Task details: Print the listing below in its entirety, character for character.

Data entries for graphics:
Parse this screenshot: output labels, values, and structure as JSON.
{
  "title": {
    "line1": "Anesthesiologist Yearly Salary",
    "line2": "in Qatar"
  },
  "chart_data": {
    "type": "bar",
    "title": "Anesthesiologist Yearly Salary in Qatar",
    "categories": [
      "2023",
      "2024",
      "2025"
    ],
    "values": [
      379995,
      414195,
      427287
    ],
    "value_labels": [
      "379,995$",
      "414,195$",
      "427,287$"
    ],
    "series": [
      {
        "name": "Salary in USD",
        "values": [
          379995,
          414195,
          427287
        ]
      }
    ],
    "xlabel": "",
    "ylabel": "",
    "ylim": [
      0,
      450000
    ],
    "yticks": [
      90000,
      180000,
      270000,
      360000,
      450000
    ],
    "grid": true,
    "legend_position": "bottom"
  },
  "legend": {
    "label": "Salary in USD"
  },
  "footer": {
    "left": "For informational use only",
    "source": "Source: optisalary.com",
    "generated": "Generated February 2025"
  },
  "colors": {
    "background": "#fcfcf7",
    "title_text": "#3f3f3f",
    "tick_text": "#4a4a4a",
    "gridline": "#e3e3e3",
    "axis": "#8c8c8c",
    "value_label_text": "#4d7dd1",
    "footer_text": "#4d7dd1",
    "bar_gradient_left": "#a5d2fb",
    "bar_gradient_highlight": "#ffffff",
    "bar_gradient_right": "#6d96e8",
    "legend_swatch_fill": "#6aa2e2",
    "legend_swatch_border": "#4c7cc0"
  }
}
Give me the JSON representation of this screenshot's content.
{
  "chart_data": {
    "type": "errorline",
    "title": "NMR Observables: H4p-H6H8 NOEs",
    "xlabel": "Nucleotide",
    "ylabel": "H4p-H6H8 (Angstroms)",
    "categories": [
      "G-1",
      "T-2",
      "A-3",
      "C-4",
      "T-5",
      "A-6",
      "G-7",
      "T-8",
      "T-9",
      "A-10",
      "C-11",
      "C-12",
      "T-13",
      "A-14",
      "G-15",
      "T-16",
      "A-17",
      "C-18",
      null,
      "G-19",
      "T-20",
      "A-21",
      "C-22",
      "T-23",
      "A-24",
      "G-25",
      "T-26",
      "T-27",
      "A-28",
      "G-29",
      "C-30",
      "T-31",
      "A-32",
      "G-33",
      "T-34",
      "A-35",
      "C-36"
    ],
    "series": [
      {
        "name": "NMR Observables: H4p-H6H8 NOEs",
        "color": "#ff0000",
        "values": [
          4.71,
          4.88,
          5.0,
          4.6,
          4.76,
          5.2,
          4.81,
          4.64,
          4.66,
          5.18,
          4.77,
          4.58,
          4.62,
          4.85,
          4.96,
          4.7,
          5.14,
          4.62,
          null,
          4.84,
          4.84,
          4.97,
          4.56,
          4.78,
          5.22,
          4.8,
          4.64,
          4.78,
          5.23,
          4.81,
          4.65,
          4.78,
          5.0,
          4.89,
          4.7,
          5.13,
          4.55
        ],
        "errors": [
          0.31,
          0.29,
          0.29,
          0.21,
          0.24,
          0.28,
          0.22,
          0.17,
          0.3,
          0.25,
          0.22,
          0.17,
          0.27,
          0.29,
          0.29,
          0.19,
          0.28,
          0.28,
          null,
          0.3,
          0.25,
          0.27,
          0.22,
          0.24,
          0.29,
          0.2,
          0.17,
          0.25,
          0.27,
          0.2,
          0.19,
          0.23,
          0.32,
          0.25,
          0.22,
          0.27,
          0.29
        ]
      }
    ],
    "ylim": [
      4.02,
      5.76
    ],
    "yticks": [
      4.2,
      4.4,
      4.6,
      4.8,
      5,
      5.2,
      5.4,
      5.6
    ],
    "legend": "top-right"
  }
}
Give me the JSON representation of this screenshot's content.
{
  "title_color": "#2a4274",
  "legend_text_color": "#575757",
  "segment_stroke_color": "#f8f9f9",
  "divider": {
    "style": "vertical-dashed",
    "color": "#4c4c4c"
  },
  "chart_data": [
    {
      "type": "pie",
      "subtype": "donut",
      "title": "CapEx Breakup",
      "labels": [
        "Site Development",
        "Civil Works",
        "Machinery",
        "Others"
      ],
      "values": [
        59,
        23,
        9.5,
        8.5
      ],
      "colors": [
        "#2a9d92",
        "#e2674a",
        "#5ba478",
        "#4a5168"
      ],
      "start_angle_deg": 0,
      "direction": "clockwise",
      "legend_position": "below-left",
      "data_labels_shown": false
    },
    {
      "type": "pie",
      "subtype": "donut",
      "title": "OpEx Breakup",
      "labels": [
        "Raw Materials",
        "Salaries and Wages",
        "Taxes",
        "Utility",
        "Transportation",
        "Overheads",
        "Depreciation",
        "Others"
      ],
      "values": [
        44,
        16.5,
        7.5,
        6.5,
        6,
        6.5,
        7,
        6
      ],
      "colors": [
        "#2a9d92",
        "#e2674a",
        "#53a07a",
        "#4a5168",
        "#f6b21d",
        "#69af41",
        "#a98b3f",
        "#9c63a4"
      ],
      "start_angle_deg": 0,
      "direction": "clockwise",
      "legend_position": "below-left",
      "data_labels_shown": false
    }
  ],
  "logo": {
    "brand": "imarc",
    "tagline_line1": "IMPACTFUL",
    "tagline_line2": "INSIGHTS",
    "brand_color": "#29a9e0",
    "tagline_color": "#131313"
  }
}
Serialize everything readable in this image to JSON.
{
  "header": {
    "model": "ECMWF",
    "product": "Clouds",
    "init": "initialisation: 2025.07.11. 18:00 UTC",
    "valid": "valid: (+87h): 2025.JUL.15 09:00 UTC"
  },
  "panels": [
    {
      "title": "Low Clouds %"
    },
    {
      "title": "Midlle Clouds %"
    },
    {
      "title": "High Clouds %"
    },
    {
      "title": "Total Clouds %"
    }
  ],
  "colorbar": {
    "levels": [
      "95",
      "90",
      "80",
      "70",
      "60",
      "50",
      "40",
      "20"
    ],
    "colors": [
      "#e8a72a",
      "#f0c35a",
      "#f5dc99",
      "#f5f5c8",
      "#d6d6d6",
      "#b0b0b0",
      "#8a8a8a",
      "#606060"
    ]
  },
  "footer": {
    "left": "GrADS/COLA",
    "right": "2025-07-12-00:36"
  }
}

Exercise solution:
Parse this screenshot: output labels, values, and structure as JSON.
{
  "title": {
    "line1": "Anesthesiologist Yearly Salary",
    "line2": "in Qatar"
  },
  "chart_data": {
    "type": "bar",
    "title": "Anesthesiologist Yearly Salary in Qatar",
    "categories": [
      "2023",
      "2024",
      "2025"
    ],
    "values": [
      379995,
      414195,
      427287
    ],
    "value_labels": [
      "379,995$",
      "414,195$",
      "427,287$"
    ],
    "series": [
      {
        "name": "Salary in USD",
        "values": [
          379995,
          414195,
          427287
        ]
      }
    ],
    "xlabel": "",
    "ylabel": "",
    "ylim": [
      0,
      450000
    ],
    "yticks": [
      90000,
      180000,
      270000,
      360000,
      450000
    ],
    "grid": true,
    "legend_position": "bottom"
  },
  "legend": {
    "label": "Salary in USD"
  },
  "footer": {
    "left": "For informational use only",
    "source": "Source: optisalary.com",
    "generated": "Generated February 2025"
  },
  "colors": {
    "background": "#fcfcf7",
    "title_text": "#3f3f3f",
    "tick_text": "#4a4a4a",
    "gridline": "#e3e3e3",
    "axis": "#8c8c8c",
    "value_label_text": "#4d7dd1",
    "footer_text": "#4d7dd1",
    "bar_gradient_left": "#a5d2fb",
    "bar_gradient_highlight": "#ffffff",
    "bar_gradient_right": "#6d96e8",
    "legend_swatch_fill": "#6aa2e2",
    "legend_swatch_border": "#4c7cc0"
  }
}
Give me the JSON representation of this screenshot's content.
{
  "chart_data": {
    "type": "errorline",
    "title": "NMR Observables: H4p-H6H8 NOEs",
    "xlabel": "Nucleotide",
    "ylabel": "H4p-H6H8 (Angstroms)",
    "categories": [
      "G-1",
      "T-2",
      "A-3",
      "C-4",
      "T-5",
      "A-6",
      "G-7",
      "T-8",
      "T-9",
      "A-10",
      "C-11",
      "C-12",
      "T-13",
      "A-14",
      "G-15",
      "T-16",
      "A-17",
      "C-18",
      null,
      "G-19",
      "T-20",
      "A-21",
      "C-22",
      "T-23",
      "A-24",
      "G-25",
      "T-26",
      "T-27",
      "A-28",
      "G-29",
      "C-30",
      "T-31",
      "A-32",
      "G-33",
      "T-34",
      "A-35",
      "C-36"
    ],
    "series": [
      {
        "name": "NMR Observables: H4p-H6H8 NOEs",
        "color": "#ff0000",
        "values": [
          4.71,
          4.88,
          5.0,
          4.6,
          4.76,
          5.2,
          4.81,
          4.64,
          4.66,
          5.18,
          4.77,
          4.58,
          4.62,
          4.85,
          4.96,
          4.7,
          5.14,
          4.62,
          null,
          4.84,
          4.84,
          4.97,
          4.56,
          4.78,
          5.22,
          4.8,
          4.64,
          4.78,
          5.23,
          4.81,
          4.65,
          4.78,
          5.0,
          4.89,
          4.7,
          5.13,
          4.55
        ],
        "errors": [
          0.31,
          0.29,
          0.29,
          0.21,
          0.24,
          0.28,
          0.22,
          0.17,
          0.3,
          0.25,
          0.22,
          0.17,
          0.27,
          0.29,
          0.29,
          0.19,
          0.28,
          0.28,
          null,
          0.3,
          0.25,
          0.27,
          0.22,
          0.24,
          0.29,
          0.2,
          0.17,
          0.25,
          0.27,
          0.2,
          0.19,
          0.23,
          0.32,
          0.25,
          0.22,
          0.27,
          0.29
        ]
      }
    ],
    "ylim": [
      4.02,
      5.76
    ],
    "yticks": [
      4.2,
      4.4,
      4.6,
      4.8,
      5,
      5.2,
      5.4,
      5.6
    ],
    "legend": "top-right"
  }
}
Give me the JSON representation of this screenshot's content.
{
  "title_color": "#2a4274",
  "legend_text_color": "#575757",
  "segment_stroke_color": "#f8f9f9",
  "divider": {
    "style": "vertical-dashed",
    "color": "#4c4c4c"
  },
  "chart_data": [
    {
      "type": "pie",
      "subtype": "donut",
      "title": "CapEx Breakup",
      "labels": [
        "Site Development",
        "Civil Works",
        "Machinery",
        "Others"
      ],
      "values": [
        59,
        23,
        9.5,
        8.5
      ],
      "colors": [
        "#2a9d92",
        "#e2674a",
        "#5ba478",
        "#4a5168"
      ],
      "start_angle_deg": 0,
      "direction": "clockwise",
      "legend_position": "below-left",
      "data_labels_shown": false
    },
    {
      "type": "pie",
      "subtype": "donut",
      "title": "OpEx Breakup",
      "labels": [
        "Raw Materials",
        "Salaries and Wages",
        "Taxes",
        "Utility",
        "Transportation",
        "Overheads",
        "Depreciation",
        "Others"
      ],
      "values": [
        44,
        16.5,
        7.5,
        6.5,
        6,
        6.5,
        7,
        6
      ],
      "colors": [
        "#2a9d92",
        "#e2674a",
        "#53a07a",
        "#4a5168",
        "#f6b21d",
        "#69af41",
        "#a98b3f",
        "#9c63a4"
      ],
      "start_angle_deg": 0,
      "direction": "clockwise",
      "legend_position": "below-left",
      "data_labels_shown": false
    }
  ],
  "logo": {
    "brand": "imarc",
    "tagline_line1": "IMPACTFUL",
    "tagline_line2": "INSIGHTS",
    "brand_color": "#29a9e0",
    "tagline_color": "#131313"
  }
}
Serialize everything readable in this image to JSON.
{
  "header": {
    "model": "ECMWF",
    "product": "Clouds",
    "init": "initialisation: 2025.07.11. 18:00 UTC",
    "valid": "valid: (+87h): 2025.JUL.15 09:00 UTC"
  },
  "panels": [
    {
      "title": "Low Clouds %"
    },
    {
      "title": "Midlle Clouds %"
    },
    {
      "title": "High Clouds %"
    },
    {
      "title": "Total Clouds %"
    }
  ],
  "colorbar": {
    "levels": [
      "95",
      "90",
      "80",
      "70",
      "60",
      "50",
      "40",
      "20"
    ],
    "colors": [
      "#e8a72a",
      "#f0c35a",
      "#f5dc99",
      "#f5f5c8",
      "#d6d6d6",
      "#b0b0b0",
      "#8a8a8a",
      "#606060"
    ]
  },
  "footer": {
    "left": "GrADS/COLA",
    "right": "2025-07-12-00:36"
  }
}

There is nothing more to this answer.